Task prompt: In the material below, count the lines with the word "title" and state that number only.

Data for this exercise:
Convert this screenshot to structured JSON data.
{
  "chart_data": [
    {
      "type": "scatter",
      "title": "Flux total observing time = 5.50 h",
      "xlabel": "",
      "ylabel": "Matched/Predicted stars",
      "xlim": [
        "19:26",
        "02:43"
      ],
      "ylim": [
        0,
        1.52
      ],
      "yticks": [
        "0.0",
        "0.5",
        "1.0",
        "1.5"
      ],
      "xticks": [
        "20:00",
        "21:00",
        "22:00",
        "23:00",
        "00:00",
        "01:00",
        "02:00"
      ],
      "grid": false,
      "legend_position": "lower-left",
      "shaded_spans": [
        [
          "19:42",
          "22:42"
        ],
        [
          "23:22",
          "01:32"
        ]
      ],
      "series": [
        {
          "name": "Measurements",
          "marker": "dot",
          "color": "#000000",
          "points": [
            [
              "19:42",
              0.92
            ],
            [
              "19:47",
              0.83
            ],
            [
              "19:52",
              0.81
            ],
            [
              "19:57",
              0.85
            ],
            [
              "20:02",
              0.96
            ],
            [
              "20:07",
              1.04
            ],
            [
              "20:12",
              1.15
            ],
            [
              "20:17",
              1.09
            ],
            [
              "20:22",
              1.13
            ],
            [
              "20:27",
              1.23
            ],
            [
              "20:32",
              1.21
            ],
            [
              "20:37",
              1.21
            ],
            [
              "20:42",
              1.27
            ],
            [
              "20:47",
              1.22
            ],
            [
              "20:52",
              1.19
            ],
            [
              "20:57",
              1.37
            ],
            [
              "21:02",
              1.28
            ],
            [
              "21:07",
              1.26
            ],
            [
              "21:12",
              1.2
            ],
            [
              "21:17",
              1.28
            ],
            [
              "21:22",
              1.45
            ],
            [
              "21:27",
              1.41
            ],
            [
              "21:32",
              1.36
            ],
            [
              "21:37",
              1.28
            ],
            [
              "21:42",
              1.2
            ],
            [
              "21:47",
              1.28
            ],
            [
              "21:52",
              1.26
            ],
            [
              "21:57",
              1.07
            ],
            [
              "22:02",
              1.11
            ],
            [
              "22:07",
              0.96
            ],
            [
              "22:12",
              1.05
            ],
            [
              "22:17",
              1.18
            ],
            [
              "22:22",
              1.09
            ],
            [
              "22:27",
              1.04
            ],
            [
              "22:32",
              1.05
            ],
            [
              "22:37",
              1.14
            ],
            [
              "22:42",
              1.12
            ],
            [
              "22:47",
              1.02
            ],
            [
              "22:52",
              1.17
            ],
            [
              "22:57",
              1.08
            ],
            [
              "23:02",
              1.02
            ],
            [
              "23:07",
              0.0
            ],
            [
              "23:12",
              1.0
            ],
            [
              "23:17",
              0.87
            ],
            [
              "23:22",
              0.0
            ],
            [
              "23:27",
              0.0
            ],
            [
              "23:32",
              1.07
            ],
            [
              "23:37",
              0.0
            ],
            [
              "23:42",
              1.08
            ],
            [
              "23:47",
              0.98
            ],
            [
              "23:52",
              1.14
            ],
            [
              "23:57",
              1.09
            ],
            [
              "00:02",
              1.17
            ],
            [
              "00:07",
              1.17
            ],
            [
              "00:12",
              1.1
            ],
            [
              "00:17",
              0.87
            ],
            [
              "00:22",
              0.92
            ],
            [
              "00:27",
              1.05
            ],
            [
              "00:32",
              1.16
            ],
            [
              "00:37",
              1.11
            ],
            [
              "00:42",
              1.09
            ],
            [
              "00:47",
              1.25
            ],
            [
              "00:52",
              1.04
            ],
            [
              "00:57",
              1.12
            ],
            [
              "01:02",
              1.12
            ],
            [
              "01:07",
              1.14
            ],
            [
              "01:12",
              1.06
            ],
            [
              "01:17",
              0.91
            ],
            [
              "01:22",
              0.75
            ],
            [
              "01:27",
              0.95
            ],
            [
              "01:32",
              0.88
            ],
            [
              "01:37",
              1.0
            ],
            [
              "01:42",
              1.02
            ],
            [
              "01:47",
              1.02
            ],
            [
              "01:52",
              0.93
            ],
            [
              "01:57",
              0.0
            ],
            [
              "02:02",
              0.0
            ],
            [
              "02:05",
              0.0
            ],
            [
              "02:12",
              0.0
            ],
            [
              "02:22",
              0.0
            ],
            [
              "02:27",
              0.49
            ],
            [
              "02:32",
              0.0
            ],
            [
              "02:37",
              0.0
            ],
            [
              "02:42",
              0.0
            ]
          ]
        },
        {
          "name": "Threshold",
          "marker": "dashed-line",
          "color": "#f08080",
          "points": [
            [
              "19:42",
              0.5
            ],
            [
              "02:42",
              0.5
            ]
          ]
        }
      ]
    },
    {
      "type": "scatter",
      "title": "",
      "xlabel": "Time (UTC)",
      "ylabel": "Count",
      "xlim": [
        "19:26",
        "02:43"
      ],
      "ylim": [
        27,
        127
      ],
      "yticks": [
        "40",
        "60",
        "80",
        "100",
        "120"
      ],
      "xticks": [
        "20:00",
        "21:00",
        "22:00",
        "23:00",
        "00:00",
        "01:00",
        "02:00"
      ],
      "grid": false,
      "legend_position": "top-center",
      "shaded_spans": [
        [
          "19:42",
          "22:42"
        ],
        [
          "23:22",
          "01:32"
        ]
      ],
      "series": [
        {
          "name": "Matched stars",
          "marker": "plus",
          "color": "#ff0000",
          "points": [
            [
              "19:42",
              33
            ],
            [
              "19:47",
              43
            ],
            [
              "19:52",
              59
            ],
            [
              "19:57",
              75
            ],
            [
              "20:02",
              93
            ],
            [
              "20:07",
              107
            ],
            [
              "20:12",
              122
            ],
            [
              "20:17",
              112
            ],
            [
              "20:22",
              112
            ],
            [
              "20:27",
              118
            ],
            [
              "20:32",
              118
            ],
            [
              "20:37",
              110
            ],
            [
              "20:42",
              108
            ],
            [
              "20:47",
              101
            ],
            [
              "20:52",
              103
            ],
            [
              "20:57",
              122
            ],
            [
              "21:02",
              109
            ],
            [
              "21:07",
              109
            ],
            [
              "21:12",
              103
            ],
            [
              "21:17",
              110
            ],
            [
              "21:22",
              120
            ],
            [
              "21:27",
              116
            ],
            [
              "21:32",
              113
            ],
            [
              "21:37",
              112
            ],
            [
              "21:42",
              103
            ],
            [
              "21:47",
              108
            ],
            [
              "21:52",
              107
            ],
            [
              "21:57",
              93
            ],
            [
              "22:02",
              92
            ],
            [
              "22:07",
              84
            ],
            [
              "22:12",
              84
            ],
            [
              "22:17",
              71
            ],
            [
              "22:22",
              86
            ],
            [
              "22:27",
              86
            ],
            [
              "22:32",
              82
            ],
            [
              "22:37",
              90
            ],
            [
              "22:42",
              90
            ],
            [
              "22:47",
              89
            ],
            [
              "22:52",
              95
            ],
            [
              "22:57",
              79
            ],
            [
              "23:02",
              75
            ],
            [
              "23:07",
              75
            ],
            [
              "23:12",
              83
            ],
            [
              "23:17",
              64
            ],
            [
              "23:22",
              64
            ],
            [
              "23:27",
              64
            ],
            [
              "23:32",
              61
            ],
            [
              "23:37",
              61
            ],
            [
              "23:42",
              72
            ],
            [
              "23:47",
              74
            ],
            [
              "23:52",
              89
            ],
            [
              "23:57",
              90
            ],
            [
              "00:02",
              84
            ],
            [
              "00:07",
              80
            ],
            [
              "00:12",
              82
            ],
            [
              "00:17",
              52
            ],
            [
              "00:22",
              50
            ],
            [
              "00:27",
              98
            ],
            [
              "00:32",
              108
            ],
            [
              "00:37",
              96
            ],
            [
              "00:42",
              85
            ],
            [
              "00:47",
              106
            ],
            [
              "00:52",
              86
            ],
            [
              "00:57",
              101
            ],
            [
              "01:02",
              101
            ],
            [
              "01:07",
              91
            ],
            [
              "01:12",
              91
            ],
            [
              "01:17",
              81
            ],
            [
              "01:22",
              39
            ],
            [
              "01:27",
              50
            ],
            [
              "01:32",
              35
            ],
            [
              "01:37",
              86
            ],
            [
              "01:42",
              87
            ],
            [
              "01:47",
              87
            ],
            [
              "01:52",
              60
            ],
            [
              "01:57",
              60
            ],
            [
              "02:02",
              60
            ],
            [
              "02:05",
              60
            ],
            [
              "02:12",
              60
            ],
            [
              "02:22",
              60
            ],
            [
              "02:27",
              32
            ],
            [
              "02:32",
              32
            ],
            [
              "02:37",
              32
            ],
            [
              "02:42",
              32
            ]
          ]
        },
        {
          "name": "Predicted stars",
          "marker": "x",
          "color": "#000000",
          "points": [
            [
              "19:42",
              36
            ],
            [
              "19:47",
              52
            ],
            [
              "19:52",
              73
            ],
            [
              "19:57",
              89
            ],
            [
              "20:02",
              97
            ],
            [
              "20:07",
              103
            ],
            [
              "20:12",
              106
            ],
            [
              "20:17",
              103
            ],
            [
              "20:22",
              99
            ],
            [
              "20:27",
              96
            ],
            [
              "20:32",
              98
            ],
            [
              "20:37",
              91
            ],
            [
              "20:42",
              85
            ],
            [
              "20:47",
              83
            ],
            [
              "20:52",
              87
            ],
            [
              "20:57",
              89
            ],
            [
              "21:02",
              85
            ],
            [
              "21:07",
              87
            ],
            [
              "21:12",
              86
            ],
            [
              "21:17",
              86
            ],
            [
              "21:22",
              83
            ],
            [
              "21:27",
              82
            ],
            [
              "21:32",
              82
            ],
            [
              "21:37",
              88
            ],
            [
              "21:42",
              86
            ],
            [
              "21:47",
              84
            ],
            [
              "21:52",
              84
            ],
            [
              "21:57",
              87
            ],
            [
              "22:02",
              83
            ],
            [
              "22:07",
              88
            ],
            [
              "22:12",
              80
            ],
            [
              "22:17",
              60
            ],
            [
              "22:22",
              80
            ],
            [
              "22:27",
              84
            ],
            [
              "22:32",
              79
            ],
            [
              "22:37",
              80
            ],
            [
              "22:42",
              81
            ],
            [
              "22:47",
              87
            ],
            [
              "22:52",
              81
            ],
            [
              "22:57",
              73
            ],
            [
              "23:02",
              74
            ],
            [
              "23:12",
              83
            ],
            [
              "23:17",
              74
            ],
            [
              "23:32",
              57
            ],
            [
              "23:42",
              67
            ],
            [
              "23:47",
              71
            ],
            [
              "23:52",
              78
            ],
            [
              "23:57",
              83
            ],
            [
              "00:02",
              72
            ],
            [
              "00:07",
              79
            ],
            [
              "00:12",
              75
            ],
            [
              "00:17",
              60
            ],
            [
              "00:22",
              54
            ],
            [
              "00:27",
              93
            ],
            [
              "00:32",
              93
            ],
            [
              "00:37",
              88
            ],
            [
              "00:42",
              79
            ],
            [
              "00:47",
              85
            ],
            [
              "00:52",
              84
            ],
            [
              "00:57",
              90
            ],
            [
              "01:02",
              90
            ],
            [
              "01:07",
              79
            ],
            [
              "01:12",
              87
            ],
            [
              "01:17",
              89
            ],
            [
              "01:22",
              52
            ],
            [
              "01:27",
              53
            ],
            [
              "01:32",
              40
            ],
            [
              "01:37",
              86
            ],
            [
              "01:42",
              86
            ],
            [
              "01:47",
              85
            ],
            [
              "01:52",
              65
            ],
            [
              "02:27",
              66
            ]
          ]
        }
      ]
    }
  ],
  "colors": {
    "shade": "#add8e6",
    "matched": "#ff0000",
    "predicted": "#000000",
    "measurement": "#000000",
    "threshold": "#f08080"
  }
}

Answer for the task: 2